Keep only the lines of the listing that include the word "instrumentalno", and copy them.
____
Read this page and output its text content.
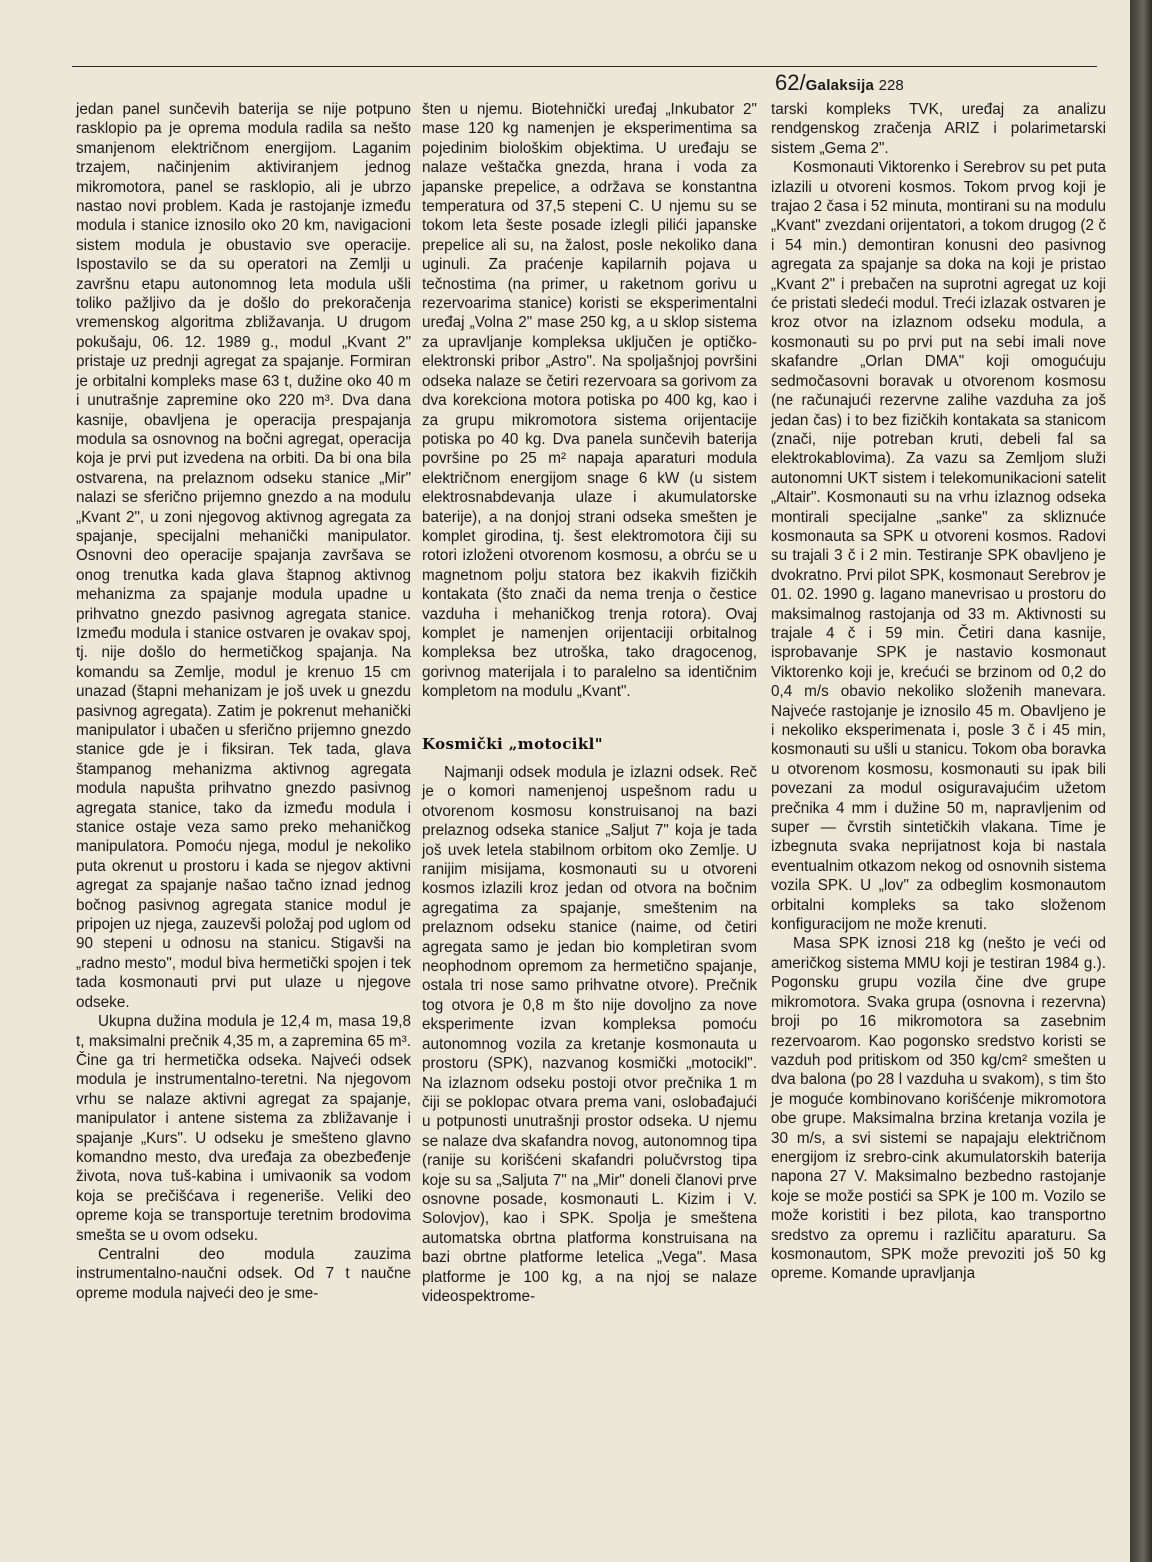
62/Galaksija 228

jedan panel sunčevih baterija se nije potpuno rasklopio pa je oprema modula radila sa nešto smanjenom električnom energijom. Laganim trzajem, načinjenim aktiviranjem jednog mikromotora, panel se rasklopio, ali je ubrzo nastao novi problem. Kada je rastojanje između modula i stanice iznosilo oko 20 km, navigacioni sistem modula je obustavio sve operacije. Ispostavilo se da su operatori na Zemlji u završnu etapu autonomnog leta modula ušli toliko pažljivo da je došlo do prekoračenja vremenskog algoritma zbližavanja. U drugom pokušaju, 06. 12. 1989 g., modul „Kvant 2" pristaje uz prednji agregat za spajanje. Formiran je orbitalni kompleks mase 63 t, dužine oko 40 m i unutrašnje zapremine oko 220 m³. Dva dana kasnije, obavljena je operacija prespajanja modula sa osnovnog na bočni agregat, operacija koja je prvi put izvedena na orbiti. Da bi ona bila ostvarena, na prelaznom odseku stanice „Mir" nalazi se sferično prijemno gnezdo a na modulu „Kvant 2", u zoni njegovog aktivnog agregata za spajanje, specijalni mehanički manipulator. Osnovni deo operacije spajanja završava se onog trenutka kada glava štapnog aktivnog mehanizma za spajanje modula upadne u prihvatno gnezdo pasivnog agregata stanice. Između modula i stanice ostvaren je ovakav spoj, tj. nije došlo do hermetičkog spajanja. Na komandu sa Zemlje, modul je krenuo 15 cm unazad (štapni mehanizam je još uvek u gnezdu pasivnog agregata). Zatim je pokrenut mehanički manipulator i ubačen u sferično prijemno gnezdo stanice gde je i fiksiran. Tek tada, glava štampanog mehanizma aktivnog agregata modula napušta prihvatno gnezdo pasivnog agregata stanice, tako da između modula i stanice ostaje veza samo preko mehaničkog manipulatora. Pomoću njega, modul je nekoliko puta okrenut u prostoru i kada se njegov aktivni agregat za spajanje našao tačno iznad jednog bočnog pasivnog agregata stanice modul je pripojen uz njega, zauzevši položaj pod uglom od 90 stepeni u odnosu na stanicu. Stigavši na „radno mesto", modul biva hermetički spojen i tek tada kosmonauti prvi put ulaze u njegove odseke.

Ukupna dužina modula je 12,4 m, masa 19,8 t, maksimalni prečnik 4,35 m, a zapremina 65 m³. Čine ga tri hermetička odseka. Najveći odsek modula je instrumentalno-teretni. Na njegovom vrhu se nalaze aktivni agregat za spajanje, manipulator i antene sistema za zbližavanje i spajanje „Kurs". U odseku je smešteno glavno komandno mesto, dva uređaja za obezbeđenje života, nova tuš-kabina i umivaonik sa vodom koja se prečišćava i regeneriše. Veliki deo opreme koja se transportuje teretnim brodovima smešta se u ovom odseku.

Centralni deo modula zauzima instrumentalno-naučni odsek. Od 7 t naučne opreme modula najveći deo je sme-

šten u njemu. Biotehnički uređaj „Inkubator 2" mase 120 kg namenjen je eksperimentima sa pojedinim biološkim objektima. U uređaju se nalaze veštačka gnezda, hrana i voda za japanske prepelice, a održava se konstantna temperatura od 37,5 stepeni C. U njemu su se tokom leta šeste posade izlegli pilići japanske prepelice ali su, na žalost, posle nekoliko dana uginuli. Za praćenje kapilarnih pojava u tečnostima (na primer, u raketnom gorivu u rezervoarima stanice) koristi se eksperimentalni uređaj „Volna 2" mase 250 kg, a u sklop sistema za upravljanje kompleksa uključen je optičko-elektronski pribor „Astro". Na spoljašnjoj površini odseka nalaze se četiri rezervoara sa gorivom za dva korekciona motora potiska po 400 kg, kao i za grupu mikromotora sistema orijentacije potiska po 40 kg. Dva panela sunčevih baterija površine po 25 m² napaja aparaturi modula električnom energijom snage 6 kW (u sistem elektrosnabdevanja ulaze i akumulatorske baterije), a na donjoj strani odseka smešten je komplet girodina, tj. šest elektromotora čiji su rotori izloženi otvorenom kosmosu, a obrću se u magnetnom polju statora bez ikakvih fizičkih kontakata (što znači da nema trenja o čestice vazduha i mehaničkog trenja rotora). Ovaj komplet je namenjen orijentaciji orbitalnog kompleksa bez utroška, tako dragocenog, gorivnog materijala i to paralelno sa identičnim kompletom na modulu „Kvant".

Kosmički „motocikl"

Najmanji odsek modula je izlazni odsek. Reč je o komori namenjenoj uspešnom radu u otvorenom kosmosu konstruisanoj na bazi prelaznog odseka stanice „Saljut 7" koja je tada još uvek letela stabilnom orbitom oko Zemlje. U ranijim misijama, kosmonauti su u otvoreni kosmos izlazili kroz jedan od otvora na bočnim agregatima za spajanje, smeštenim na prelaznom odseku stanice (naime, od četiri agregata samo je jedan bio kompletiran svom neophodnom opremom za hermetično spajanje, ostala tri nose samo prihvatne otvore). Prečnik tog otvora je 0,8 m što nije dovoljno za nove eksperimente izvan kompleksa pomoću autonomnog vozila za kretanje kosmonauta u prostoru (SPK), nazvanog kosmički „motocikl". Na izlaznom odseku postoji otvor prečnika 1 m čiji se poklopac otvara prema vani, oslobađajući u potpunosti unutrašnji prostor odseka. U njemu se nalaze dva skafandra novog, autonomnog tipa (ranije su korišćeni skafandri polučvrstog tipa koje su sa „Saljuta 7" na „Mir" doneli članovi prve osnovne posade, kosmonauti L. Kizim i V. Solovjov), kao i SPK. Spolja je smeštena automatska obrtna platforma konstruisana na bazi obrtne platforme letelica „Vega". Masa platforme je 100 kg, a na njoj se nalaze videospektrome-

tarski kompleks TVK, uređaj za analizu rendgenskog zračenja ARIZ i polarimetarski sistem „Gema 2".

Kosmonauti Viktorenko i Serebrov su pet puta izlazili u otvoreni kosmos. Tokom prvog koji je trajao 2 časa i 52 minuta, montirani su na modulu „Kvant" zvezdani orijentatori, a tokom drugog (2 č i 54 min.) demontiran konusni deo pasivnog agregata za spajanje sa doka na koji je pristao „Kvant 2" i prebačen na suprotni agregat uz koji će pristati sledeći modul. Treći izlazak ostvaren je kroz otvor na izlaznom odseku modula, a kosmonauti su po prvi put na sebi imali nove skafandre „Orlan DMA" koji omogućuju sedmočasovni boravak u otvorenom kosmosu (ne računajući rezervne zalihe vazduha za još jedan čas) i to bez fizičkih kontakata sa stanicom (znači, nije potreban kruti, debeli fal sa elektrokablovima). Za vazu sa Zemljom služi autonomni UKT sistem i telekomunikacioni satelit „Altair". Kosmonauti su na vrhu izlaznog odseka montirali specijalne „sanke" za skliznuće kosmonauta sa SPK u otvoreni kosmos. Radovi su trajali 3 č i 2 min. Testiranje SPK obavljeno je dvokratno. Prvi pilot SPK, kosmonaut Serebrov je 01. 02. 1990 g. lagano manevrisao u prostoru do maksimalnog rastojanja od 33 m. Aktivnosti su trajale 4 č i 59 min. Četiri dana kasnije, isprobavanje SPK je nastavio kosmonaut Viktorenko koji je, krećući se brzinom od 0,2 do 0,4 m/s obavio nekoliko složenih manevara. Najveće rastojanje je iznosilo 45 m. Obavljeno je i nekoliko eksperimenata i, posle 3 č i 45 min, kosmonauti su ušli u stanicu. Tokom oba boravka u otvorenom kosmosu, kosmonauti su ipak bili povezani za modul osiguravajućim užetom prečnika 4 mm i dužine 50 m, napravljenim od super — čvrstih sintetičkih vlakana. Time je izbegnuta svaka neprijatnost koja bi nastala eventualnim otkazom nekog od osnovnih sistema vozila SPK. U „lov" za odbeglim kosmonautom orbitalni kompleks sa tako složenom konfiguracijom ne može krenuti.

Masa SPK iznosi 218 kg (nešto je veći od američkog sistema MMU koji je testiran 1984 g.). Pogonsku grupu vozila čine dve grupe mikromotora. Svaka grupa (osnovna i rezervna) broji po 16 mikromotora sa zasebnim rezervoarom. Kao pogonsko sredstvo koristi se vazduh pod pritiskom od 350 kg/cm² smešten u dva balona (po 28 l vazduha u svakom), s tim što je moguće kombinovano korišćenje mikromotora obe grupe. Maksimalna brzina kretanja vozila je 30 m/s, a svi sistemi se napajaju električnom energijom iz srebro-cink akumulatorskih baterija napona 27 V. Maksimalno bezbedno rastojanje koje se može postići sa SPK je 100 m. Vozilo se može koristiti i bez pilota, kao transportno sredstvo za opremu i različitu aparaturu. Sa kosmonautom, SPK može prevoziti još 50 kg opreme. Komande upravljanja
____
Task response:
Ukupna dužina modula je 12,4 m, masa 19,8 t, maksimalni prečnik 4,35 m, a zapremina 65 m³. Čine ga tri hermetička odseka. Najveći odsek modula je instrumentalno-teretni. Na njegovom vrhu se nalaze aktivni agregat za spajanje, manipulator i antene sistema za zbližavanje i spajanje „Kurs". U odseku je smešteno glavno komandno mesto, dva uređaja za obezbeđenje života, nova tuš-kabina i umivaonik sa vodom koja se prečišćava i regeneriše. Veliki deo opreme koja se transportuje teretnim brodovima smešta se u ovom odseku.
Centralni deo modula zauzima instrumentalno-naučni odsek. Od 7 t naučne opreme modula najveći deo je sme-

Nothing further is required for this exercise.